■ **Records from a collection of figures**:

_____

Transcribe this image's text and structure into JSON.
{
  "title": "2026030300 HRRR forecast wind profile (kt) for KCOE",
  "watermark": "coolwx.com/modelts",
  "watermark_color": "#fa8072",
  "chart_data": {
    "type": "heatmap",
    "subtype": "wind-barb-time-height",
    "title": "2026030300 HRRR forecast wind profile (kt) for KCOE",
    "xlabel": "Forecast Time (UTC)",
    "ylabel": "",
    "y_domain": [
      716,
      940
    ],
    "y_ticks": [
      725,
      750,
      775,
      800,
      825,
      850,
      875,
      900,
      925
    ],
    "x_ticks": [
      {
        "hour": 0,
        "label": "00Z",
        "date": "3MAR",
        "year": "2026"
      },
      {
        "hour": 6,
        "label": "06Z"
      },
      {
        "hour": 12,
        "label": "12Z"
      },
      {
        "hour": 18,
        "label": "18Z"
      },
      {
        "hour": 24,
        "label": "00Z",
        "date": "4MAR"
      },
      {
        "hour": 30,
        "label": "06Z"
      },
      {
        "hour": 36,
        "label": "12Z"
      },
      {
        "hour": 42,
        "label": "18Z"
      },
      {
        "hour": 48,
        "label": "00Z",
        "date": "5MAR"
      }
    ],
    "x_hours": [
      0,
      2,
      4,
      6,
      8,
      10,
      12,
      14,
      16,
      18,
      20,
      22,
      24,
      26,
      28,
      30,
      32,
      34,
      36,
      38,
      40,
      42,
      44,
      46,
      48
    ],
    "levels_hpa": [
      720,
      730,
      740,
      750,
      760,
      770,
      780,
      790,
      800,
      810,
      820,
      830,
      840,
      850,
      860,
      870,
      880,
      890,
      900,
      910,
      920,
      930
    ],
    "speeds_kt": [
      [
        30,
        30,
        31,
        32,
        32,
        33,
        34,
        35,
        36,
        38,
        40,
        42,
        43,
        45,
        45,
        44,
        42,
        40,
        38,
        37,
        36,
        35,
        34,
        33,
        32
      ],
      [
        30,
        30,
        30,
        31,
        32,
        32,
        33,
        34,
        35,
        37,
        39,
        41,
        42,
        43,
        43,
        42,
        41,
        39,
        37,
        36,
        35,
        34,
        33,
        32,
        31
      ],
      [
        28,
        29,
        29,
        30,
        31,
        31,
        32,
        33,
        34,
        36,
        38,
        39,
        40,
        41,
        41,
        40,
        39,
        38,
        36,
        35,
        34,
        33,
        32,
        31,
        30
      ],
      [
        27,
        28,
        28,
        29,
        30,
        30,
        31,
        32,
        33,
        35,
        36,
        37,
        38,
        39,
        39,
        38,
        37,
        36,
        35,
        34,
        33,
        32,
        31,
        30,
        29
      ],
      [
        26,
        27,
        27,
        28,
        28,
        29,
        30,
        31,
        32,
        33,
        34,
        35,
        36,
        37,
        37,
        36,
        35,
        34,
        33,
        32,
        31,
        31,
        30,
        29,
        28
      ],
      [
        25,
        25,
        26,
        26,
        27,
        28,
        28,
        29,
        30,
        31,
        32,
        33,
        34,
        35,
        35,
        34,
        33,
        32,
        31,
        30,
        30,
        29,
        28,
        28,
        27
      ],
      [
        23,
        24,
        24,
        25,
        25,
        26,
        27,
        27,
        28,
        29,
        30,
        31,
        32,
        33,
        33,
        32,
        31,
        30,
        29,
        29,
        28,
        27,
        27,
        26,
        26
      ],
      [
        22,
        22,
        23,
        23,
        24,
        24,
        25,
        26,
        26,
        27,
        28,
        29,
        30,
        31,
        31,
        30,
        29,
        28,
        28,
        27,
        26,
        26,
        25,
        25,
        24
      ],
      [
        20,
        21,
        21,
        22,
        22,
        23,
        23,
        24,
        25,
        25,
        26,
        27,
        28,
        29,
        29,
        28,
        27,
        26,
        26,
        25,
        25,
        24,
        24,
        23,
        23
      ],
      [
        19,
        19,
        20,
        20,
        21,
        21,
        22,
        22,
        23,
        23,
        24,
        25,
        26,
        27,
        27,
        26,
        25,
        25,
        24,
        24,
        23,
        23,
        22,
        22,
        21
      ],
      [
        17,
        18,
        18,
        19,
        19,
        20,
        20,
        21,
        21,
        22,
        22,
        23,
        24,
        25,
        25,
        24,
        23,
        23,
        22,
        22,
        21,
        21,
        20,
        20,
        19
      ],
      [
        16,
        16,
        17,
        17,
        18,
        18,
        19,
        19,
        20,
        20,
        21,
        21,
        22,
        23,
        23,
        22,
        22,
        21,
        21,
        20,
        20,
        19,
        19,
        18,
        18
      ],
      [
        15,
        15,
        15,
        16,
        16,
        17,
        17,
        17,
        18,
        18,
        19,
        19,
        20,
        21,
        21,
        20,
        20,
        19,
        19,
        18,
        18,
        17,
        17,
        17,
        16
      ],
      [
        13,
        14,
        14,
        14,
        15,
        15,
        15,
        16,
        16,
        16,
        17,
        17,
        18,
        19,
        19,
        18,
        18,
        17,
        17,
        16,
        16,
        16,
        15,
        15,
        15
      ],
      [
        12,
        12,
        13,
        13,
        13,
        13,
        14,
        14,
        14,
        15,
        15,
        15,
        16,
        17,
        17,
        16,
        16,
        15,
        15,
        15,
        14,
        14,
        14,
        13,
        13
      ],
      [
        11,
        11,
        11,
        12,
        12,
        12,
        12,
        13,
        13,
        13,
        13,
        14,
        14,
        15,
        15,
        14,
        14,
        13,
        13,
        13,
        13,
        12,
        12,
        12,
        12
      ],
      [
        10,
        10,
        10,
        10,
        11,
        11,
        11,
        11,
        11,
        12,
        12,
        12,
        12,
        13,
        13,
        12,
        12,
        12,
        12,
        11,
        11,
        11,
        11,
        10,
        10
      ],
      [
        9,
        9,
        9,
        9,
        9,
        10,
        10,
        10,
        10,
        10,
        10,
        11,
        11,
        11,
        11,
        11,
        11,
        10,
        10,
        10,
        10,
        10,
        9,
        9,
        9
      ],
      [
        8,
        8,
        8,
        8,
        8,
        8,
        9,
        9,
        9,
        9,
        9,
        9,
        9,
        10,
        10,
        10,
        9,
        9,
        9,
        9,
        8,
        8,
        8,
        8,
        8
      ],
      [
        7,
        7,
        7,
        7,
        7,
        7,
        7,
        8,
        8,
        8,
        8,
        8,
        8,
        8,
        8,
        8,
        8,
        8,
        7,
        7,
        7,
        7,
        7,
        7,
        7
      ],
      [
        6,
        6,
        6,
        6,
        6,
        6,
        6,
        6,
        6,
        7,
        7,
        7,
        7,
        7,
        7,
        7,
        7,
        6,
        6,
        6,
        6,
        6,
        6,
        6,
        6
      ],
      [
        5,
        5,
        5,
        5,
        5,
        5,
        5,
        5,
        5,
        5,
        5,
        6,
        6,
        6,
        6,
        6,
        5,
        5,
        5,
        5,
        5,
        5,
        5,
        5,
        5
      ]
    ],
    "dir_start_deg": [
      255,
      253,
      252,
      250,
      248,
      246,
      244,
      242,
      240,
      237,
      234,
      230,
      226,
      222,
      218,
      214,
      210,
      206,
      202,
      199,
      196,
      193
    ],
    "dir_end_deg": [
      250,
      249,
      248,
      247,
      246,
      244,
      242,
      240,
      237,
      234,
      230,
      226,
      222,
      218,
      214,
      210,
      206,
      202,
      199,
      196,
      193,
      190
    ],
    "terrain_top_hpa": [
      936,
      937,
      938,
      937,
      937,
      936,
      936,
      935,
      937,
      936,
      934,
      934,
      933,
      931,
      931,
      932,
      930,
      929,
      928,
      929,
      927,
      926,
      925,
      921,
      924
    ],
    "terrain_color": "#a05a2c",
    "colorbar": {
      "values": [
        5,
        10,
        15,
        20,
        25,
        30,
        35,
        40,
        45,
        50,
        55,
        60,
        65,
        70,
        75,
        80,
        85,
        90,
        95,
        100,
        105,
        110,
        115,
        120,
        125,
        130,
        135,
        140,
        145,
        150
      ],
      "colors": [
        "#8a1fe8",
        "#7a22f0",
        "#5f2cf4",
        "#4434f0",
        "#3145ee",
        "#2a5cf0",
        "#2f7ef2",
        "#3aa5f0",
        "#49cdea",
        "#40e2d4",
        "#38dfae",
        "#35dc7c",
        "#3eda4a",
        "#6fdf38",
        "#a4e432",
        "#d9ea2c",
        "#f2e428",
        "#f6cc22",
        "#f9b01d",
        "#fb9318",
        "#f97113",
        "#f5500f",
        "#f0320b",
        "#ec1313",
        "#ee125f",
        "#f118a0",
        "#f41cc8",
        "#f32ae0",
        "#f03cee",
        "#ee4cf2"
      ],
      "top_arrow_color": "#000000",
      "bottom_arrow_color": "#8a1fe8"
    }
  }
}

_____

■ **Work to be completed**: Search the data above for the word "title", then gather each line in which it appears.

■ **Worked solution**:
  "title": "2026030300 HRRR forecast wind profile (kt) for KCOE",
    "title": "2026030300 HRRR forecast wind profile (kt) for KCOE",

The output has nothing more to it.